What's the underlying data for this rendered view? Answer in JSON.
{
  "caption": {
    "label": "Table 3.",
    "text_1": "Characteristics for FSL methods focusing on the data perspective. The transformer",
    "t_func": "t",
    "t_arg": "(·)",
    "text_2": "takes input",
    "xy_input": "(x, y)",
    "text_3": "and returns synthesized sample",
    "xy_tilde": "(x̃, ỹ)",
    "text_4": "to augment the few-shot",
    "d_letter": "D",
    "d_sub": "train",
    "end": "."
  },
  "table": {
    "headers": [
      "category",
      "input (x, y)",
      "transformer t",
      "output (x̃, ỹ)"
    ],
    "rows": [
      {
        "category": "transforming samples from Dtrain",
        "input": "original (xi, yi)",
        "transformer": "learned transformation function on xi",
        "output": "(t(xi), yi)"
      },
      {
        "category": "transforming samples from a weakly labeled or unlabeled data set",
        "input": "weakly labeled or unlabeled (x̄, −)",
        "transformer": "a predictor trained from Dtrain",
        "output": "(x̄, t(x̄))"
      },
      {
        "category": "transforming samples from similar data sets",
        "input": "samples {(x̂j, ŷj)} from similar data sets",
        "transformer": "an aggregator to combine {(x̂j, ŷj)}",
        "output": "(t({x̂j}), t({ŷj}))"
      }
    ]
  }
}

◆ ◆ ◆ ◆ ◆

_Work to do:_
Restate each entry exactly, skipping none.

_The output:_
What's the underlying data for this rendered view? Answer in JSON.
{
  "caption": {
    "label": "Table 3.",
    "text_1": "Characteristics for FSL methods focusing on the data perspective. The transformer",
    "t_func": "t",
    "t_arg": "(·)",
    "text_2": "takes input",
    "xy_input": "(x, y)",
    "text_3": "and returns synthesized sample",
    "xy_tilde": "(x̃, ỹ)",
    "text_4": "to augment the few-shot",
    "d_letter": "D",
    "d_sub": "train",
    "end": "."
  },
  "table": {
    "headers": [
      "category",
      "input (x, y)",
      "transformer t",
      "output (x̃, ỹ)"
    ],
    "rows": [
      {
        "category": "transforming samples from Dtrain",
        "input": "original (xi, yi)",
        "transformer": "learned transformation function on xi",
        "output": "(t(xi), yi)"
      },
      {
        "category": "transforming samples from a weakly labeled or unlabeled data set",
        "input": "weakly labeled or unlabeled (x̄, −)",
        "transformer": "a predictor trained from Dtrain",
        "output": "(x̄, t(x̄))"
      },
      {
        "category": "transforming samples from similar data sets",
        "input": "samples {(x̂j, ŷj)} from similar data sets",
        "transformer": "an aggregator to combine {(x̂j, ŷj)}",
        "output": "(t({x̂j}), t({ŷj}))"
      }
    ]
  }
}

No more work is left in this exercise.